**Exercise brief:** For the data below, work out how many lines contain the word "text" and supply only that number.
++++++++++
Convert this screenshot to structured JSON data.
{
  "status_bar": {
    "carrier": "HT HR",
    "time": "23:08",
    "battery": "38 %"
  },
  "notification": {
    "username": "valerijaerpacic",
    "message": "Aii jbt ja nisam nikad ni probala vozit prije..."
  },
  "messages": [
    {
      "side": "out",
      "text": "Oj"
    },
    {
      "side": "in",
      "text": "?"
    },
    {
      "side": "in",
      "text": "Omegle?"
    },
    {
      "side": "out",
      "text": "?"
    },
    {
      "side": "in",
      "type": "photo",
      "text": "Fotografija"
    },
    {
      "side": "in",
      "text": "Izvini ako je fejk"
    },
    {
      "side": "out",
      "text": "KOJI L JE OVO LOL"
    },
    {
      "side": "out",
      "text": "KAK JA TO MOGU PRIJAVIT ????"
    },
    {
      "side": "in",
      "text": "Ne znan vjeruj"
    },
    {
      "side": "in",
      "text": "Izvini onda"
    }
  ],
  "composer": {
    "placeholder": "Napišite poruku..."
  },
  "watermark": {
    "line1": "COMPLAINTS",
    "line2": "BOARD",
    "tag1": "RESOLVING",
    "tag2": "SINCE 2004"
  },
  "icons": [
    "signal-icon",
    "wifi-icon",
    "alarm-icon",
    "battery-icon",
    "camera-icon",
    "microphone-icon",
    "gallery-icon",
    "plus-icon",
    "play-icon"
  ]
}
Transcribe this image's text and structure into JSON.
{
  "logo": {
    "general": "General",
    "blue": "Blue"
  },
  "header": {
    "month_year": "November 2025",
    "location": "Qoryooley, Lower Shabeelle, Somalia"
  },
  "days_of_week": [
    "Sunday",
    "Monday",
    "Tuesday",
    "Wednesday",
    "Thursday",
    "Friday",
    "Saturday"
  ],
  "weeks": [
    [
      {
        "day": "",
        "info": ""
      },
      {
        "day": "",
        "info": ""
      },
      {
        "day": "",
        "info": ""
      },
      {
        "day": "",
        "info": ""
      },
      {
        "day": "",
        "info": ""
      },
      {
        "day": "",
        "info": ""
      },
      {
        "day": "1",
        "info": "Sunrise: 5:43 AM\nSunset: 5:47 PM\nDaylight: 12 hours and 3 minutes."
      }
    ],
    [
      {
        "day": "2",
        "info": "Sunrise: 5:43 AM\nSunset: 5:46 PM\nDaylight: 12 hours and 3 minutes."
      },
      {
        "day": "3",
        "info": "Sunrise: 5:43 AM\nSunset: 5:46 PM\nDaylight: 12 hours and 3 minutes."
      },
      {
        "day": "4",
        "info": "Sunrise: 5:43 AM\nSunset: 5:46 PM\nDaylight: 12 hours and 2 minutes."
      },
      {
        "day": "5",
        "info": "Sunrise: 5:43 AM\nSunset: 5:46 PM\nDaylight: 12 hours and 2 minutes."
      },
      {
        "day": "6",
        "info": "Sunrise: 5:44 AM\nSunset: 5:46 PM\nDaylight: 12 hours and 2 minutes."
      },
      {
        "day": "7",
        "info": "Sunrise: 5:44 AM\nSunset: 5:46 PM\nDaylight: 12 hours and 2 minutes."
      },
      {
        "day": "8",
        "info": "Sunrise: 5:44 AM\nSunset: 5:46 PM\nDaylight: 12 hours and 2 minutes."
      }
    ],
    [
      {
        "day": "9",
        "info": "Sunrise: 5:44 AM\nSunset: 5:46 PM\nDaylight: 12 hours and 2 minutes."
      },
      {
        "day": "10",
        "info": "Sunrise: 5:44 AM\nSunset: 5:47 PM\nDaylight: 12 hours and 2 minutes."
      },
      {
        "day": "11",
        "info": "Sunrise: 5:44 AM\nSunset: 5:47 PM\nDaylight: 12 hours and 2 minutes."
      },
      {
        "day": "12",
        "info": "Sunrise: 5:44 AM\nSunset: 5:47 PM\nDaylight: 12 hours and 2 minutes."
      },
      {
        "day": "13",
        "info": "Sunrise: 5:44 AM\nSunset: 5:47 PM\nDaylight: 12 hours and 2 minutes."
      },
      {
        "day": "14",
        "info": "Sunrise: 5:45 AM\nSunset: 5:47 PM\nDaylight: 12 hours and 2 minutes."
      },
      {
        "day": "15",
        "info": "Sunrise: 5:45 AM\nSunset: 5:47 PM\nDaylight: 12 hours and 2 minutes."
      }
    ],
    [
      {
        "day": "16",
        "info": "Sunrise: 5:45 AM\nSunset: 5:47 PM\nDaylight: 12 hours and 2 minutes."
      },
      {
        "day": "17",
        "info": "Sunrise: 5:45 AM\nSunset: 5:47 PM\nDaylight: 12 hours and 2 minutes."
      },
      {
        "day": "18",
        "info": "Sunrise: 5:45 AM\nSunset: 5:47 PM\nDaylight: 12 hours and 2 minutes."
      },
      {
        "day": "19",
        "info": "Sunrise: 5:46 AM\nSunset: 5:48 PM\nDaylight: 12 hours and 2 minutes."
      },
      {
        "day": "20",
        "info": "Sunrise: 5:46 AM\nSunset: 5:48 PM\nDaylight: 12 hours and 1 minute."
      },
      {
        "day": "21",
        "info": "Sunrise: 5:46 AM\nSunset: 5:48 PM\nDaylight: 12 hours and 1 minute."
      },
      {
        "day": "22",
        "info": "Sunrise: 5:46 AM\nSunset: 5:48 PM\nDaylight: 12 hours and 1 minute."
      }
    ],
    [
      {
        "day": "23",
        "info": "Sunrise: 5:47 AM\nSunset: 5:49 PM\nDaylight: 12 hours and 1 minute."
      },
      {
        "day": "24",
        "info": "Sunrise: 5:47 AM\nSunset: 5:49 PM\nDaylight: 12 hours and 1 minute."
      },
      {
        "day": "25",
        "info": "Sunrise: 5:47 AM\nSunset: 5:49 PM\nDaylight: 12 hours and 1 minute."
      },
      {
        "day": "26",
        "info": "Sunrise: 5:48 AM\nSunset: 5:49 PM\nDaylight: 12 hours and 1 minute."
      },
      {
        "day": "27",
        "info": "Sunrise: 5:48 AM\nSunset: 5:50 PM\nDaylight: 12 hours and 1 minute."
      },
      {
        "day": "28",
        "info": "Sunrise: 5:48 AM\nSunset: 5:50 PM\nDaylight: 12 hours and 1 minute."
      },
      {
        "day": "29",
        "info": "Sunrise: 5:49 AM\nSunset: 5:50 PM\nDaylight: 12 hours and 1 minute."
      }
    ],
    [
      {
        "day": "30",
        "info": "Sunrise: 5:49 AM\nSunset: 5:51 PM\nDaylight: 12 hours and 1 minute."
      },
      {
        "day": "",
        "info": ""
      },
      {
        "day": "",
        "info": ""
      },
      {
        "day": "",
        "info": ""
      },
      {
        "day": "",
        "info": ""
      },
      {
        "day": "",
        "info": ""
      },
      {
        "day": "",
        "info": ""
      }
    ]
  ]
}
++++++++++
**Exercise result:** 11